• **Selected excerpt**
+ + + + +

It can also be classified by whether there is a target class:
- Non-targeted: Perturbs the original data so that it is not classified as the correct class.
- Targeted: Perturbs the original data so that it is classified as a specific class other than the correct class.
The black dots in the figure above are synthetic samples created through six rounds of retraining.
In (a), the synthetic samples generated by non-targeted FGSM overlap because they were created by alternating between the closest classes.
In contrast, (b) with the T-RND (Targeted Randomly) method shows significantly reduced overlap among synthetic samples because they were generated toward random target classes. Additionally, since (b) uses the I-FGSM method, the synthetic samples are generated close to the original model’s decision boundary.
Model Extraction Experiments
Objective
The goal of this experiment is to find the attack method that best reproduces the original model. The original model is an MLP model trained on MNIST and GTSRB.
Evaluation Metrics
The following metrics are used to evaluate which attack methods are effective for model extraction:
-
Agreement: Measures the fidelity of the substitute model.
- Test-agreement: Macro-averaged F1-score when inputting the actual test set to both the original model and the substitute model.
- RU-agreement: Ratio of identical predictions when inputting random points uniformly sampled from the input space to both the original and substitute models.
-
Transferability: Compares the decision boundaries of the original and substitute models to measure transferability.
- Non-targeted transferability: Attack success rate when adversarial samples generated in a non-targeted manner from the substitute model are input to the original model.
- Targeted transferability: Attack success rate when adversarial samples generated in a targeted manner from the substitute model are input to the original model.
Experimental Subjects
Existing attack techniques Papernot, Tramer, and variants of Papernot with modified hyperparameters – SAME and CV-search – were used as experimental subjects.
| Model Extraction Attack | Papernot | SAME | CV-search | Tramer |
|---|---|---|---|---|
| Seed sample type | Natural samples | Natural samples | Natural samples | Random samples |
| Hyperparameter selection | Attacker’s choice | Same as original model | CV-search | Attacker’s choice |
| Retraining iterations | 10+ | 10+ | 10+ | 1 |
| Synthetic sample generation | JbDA | JbDA | JbDA | Random generation, Line-search |
Attack Experimental Results
- Hyperparameter selection
Looking at CV-search in the results above, fidelity is similar to SAME, which uses the original hyperparameters. Moreover, transferability increases significantly with the number of retraining rounds compared to Papernot. Therefore, the CV-search method was effective for hyperparameter selection.
- Sample generation method for transferability evaluation
The results above show the misclassification success rate when adversarial examples generated by various methods from Papernot are input to the original model. The I-FGSM family shows the highest transferability, indicating that these methods generate adversarial examples very close to the decision boundary. Therefore, using I-FGSM family methods to generate transferability evaluation samples provides the best transferability assessment.

+ + + + +

• **Given data**
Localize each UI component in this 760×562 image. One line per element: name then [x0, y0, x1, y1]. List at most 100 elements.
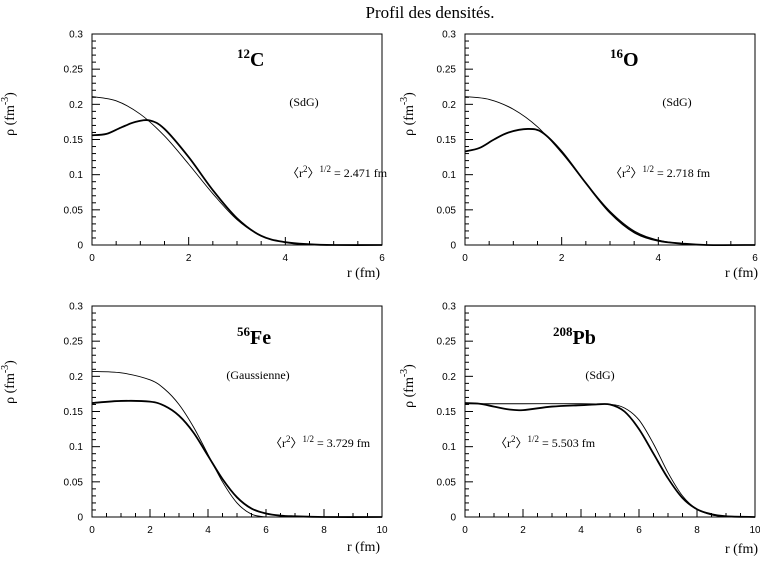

+ + + + +

• **Exercise instructions**
Reproduce the passage of the model extraction excerpt that opens with "- RU-agreement: Ratio" and ends with "and substitute models.".

• **Completed exercise**
- RU-agreement: Ratio of identical predictions when inputting random points uniformly sampled from the input space to both the original and substitute models.